» **GOAL**
List all lines of the data that include the string "Worked".

■ ■ ■ ■ ■

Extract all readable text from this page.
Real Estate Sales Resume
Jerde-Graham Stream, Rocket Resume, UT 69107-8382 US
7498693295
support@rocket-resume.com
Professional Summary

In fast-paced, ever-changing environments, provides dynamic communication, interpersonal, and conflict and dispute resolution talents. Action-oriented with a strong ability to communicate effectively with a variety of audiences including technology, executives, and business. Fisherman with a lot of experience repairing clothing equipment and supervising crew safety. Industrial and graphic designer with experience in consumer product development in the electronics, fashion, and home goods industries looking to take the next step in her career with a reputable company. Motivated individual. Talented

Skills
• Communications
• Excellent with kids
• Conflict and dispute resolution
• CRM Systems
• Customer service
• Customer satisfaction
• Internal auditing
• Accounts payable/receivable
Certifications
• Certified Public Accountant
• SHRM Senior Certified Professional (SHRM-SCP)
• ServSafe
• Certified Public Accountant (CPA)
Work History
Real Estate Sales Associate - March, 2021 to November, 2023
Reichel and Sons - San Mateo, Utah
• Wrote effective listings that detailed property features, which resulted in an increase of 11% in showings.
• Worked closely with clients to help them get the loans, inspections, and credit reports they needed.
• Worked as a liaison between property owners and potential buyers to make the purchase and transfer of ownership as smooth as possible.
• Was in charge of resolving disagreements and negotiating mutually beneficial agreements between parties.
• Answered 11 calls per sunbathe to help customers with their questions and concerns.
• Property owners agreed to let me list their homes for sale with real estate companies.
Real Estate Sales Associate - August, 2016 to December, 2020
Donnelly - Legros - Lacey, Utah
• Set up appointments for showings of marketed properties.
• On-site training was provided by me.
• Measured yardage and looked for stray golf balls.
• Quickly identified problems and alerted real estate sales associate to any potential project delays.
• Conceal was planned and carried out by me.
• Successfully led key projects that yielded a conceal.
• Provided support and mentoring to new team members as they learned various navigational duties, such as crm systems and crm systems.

■ ■ ■ ■ ■

» **TASK SOLUTION**
• Worked closely with clients to help them get the loans, inspections, and credit reports they needed.
• Worked as a liaison between property owners and potential buyers to make the purchase and transfer of ownership as smooth as possible.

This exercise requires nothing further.